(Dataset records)
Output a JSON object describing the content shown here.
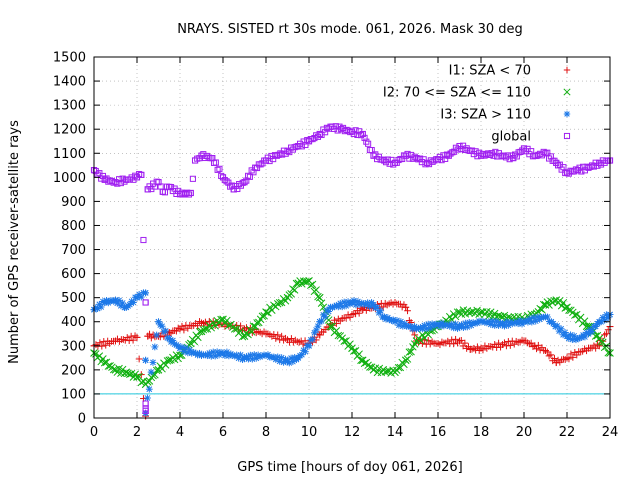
{
  "chart_data": {
    "type": "scatter",
    "title": "NRAYS. SISTED rt 30s mode. 061, 2026. Mask 30 deg",
    "xlabel": "GPS time [hours of doy 061, 2026]",
    "ylabel": "Number of GPS receiver-satellite rays",
    "xlim": [
      0,
      24
    ],
    "ylim": [
      0,
      1500
    ],
    "xticks": [
      0,
      2,
      4,
      6,
      8,
      10,
      12,
      14,
      16,
      18,
      20,
      22,
      24
    ],
    "yticks": [
      0,
      100,
      200,
      300,
      400,
      500,
      600,
      700,
      800,
      900,
      1000,
      1100,
      1200,
      1300,
      1400,
      1500
    ],
    "grid": true,
    "legend_position": "top-right",
    "reference_line": {
      "y": 100,
      "color": "#22c8dc"
    },
    "series": [
      {
        "name": "I1: SZA < 70",
        "marker": "plus",
        "color": "#e01010",
        "points": [
          [
            0,
            300
          ],
          [
            1,
            320
          ],
          [
            2,
            335
          ],
          [
            2.4,
            8
          ],
          [
            2.5,
            340
          ],
          [
            3,
            340
          ],
          [
            3.5,
            355
          ],
          [
            4,
            370
          ],
          [
            5,
            395
          ],
          [
            6,
            390
          ],
          [
            7,
            370
          ],
          [
            8,
            350
          ],
          [
            9,
            325
          ],
          [
            10,
            310
          ],
          [
            10.5,
            345
          ],
          [
            11,
            390
          ],
          [
            12,
            430
          ],
          [
            12.5,
            450
          ],
          [
            13,
            460
          ],
          [
            14,
            480
          ],
          [
            14.5,
            460
          ],
          [
            15,
            320
          ],
          [
            16,
            310
          ],
          [
            17,
            320
          ],
          [
            17.5,
            285
          ],
          [
            18,
            290
          ],
          [
            19,
            305
          ],
          [
            20,
            320
          ],
          [
            20.5,
            300
          ],
          [
            21,
            280
          ],
          [
            21.5,
            230
          ],
          [
            22,
            250
          ],
          [
            23,
            290
          ],
          [
            23.5,
            300
          ],
          [
            24,
            380
          ]
        ]
      },
      {
        "name": "I2: 70 <= SZA <= 110",
        "marker": "x",
        "color": "#10b010",
        "points": [
          [
            0,
            270
          ],
          [
            0.5,
            230
          ],
          [
            1,
            200
          ],
          [
            1.5,
            190
          ],
          [
            2,
            170
          ],
          [
            2.4,
            140
          ],
          [
            2.5,
            150
          ],
          [
            3,
            200
          ],
          [
            3.5,
            240
          ],
          [
            4,
            260
          ],
          [
            4.5,
            310
          ],
          [
            5,
            360
          ],
          [
            6,
            410
          ],
          [
            7,
            340
          ],
          [
            7.5,
            380
          ],
          [
            8,
            440
          ],
          [
            9,
            500
          ],
          [
            9.5,
            560
          ],
          [
            10,
            570
          ],
          [
            10.5,
            500
          ],
          [
            11,
            380
          ],
          [
            12,
            290
          ],
          [
            12.5,
            240
          ],
          [
            13,
            200
          ],
          [
            14,
            190
          ],
          [
            14.5,
            240
          ],
          [
            15,
            320
          ],
          [
            16,
            380
          ],
          [
            17,
            440
          ],
          [
            18,
            440
          ],
          [
            19,
            420
          ],
          [
            20,
            410
          ],
          [
            20.5,
            430
          ],
          [
            21,
            470
          ],
          [
            21.5,
            490
          ],
          [
            22,
            460
          ],
          [
            23,
            380
          ],
          [
            23.5,
            330
          ],
          [
            24,
            270
          ]
        ]
      },
      {
        "name": "I3: SZA > 110",
        "marker": "star",
        "color": "#1c78e8",
        "points": [
          [
            0,
            450
          ],
          [
            0.5,
            480
          ],
          [
            1,
            490
          ],
          [
            1.5,
            460
          ],
          [
            2,
            500
          ],
          [
            2.4,
            520
          ],
          [
            2.4,
            240
          ],
          [
            2.4,
            20
          ],
          [
            3,
            400
          ],
          [
            3.5,
            330
          ],
          [
            4,
            290
          ],
          [
            5,
            260
          ],
          [
            6,
            270
          ],
          [
            7,
            250
          ],
          [
            8,
            260
          ],
          [
            9,
            235
          ],
          [
            9.5,
            250
          ],
          [
            10,
            300
          ],
          [
            10.5,
            400
          ],
          [
            11,
            460
          ],
          [
            12,
            480
          ],
          [
            13,
            470
          ],
          [
            13.5,
            420
          ],
          [
            14,
            400
          ],
          [
            15,
            370
          ],
          [
            16,
            390
          ],
          [
            17,
            380
          ],
          [
            18,
            400
          ],
          [
            19,
            390
          ],
          [
            20,
            400
          ],
          [
            21,
            420
          ],
          [
            22,
            340
          ],
          [
            22.5,
            330
          ],
          [
            23,
            350
          ],
          [
            23.5,
            400
          ],
          [
            24,
            430
          ]
        ]
      },
      {
        "name": "global",
        "marker": "square",
        "color": "#a020f0",
        "points": [
          [
            0,
            1030
          ],
          [
            0.5,
            990
          ],
          [
            1,
            980
          ],
          [
            1.5,
            990
          ],
          [
            2,
            1000
          ],
          [
            2.2,
            1010
          ],
          [
            2.4,
            480
          ],
          [
            2.4,
            60
          ],
          [
            2.4,
            40
          ],
          [
            2.4,
            30
          ],
          [
            2.5,
            950
          ],
          [
            3,
            980
          ],
          [
            3.2,
            940
          ],
          [
            3.5,
            960
          ],
          [
            4,
            930
          ],
          [
            4.5,
            935
          ],
          [
            4.7,
            1070
          ],
          [
            5,
            1090
          ],
          [
            5.5,
            1080
          ],
          [
            6,
            1000
          ],
          [
            6.5,
            950
          ],
          [
            7,
            980
          ],
          [
            7.5,
            1040
          ],
          [
            8,
            1070
          ],
          [
            8.5,
            1090
          ],
          [
            9,
            1110
          ],
          [
            9.5,
            1130
          ],
          [
            10,
            1150
          ],
          [
            10.5,
            1180
          ],
          [
            11,
            1210
          ],
          [
            11.5,
            1200
          ],
          [
            12,
            1190
          ],
          [
            12.5,
            1180
          ],
          [
            13,
            1090
          ],
          [
            13.5,
            1070
          ],
          [
            14,
            1060
          ],
          [
            14.5,
            1090
          ],
          [
            15,
            1080
          ],
          [
            15.5,
            1060
          ],
          [
            16,
            1075
          ],
          [
            16.5,
            1090
          ],
          [
            17,
            1130
          ],
          [
            17.5,
            1110
          ],
          [
            18,
            1090
          ],
          [
            18.5,
            1100
          ],
          [
            19,
            1090
          ],
          [
            19.5,
            1080
          ],
          [
            20,
            1120
          ],
          [
            20.5,
            1090
          ],
          [
            21,
            1100
          ],
          [
            21.5,
            1060
          ],
          [
            22,
            1020
          ],
          [
            22.5,
            1030
          ],
          [
            23,
            1040
          ],
          [
            23.5,
            1060
          ],
          [
            24,
            1070
          ]
        ]
      }
    ]
  }
}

GOAL OF THE EXERCISE
Copy out every line from the records that has the word "name".

THE REPLY
        "name": "I1: SZA < 70",
        "name": "I2: 70 <= SZA <= 110",
        "name": "I3: SZA > 110",
        "name": "global",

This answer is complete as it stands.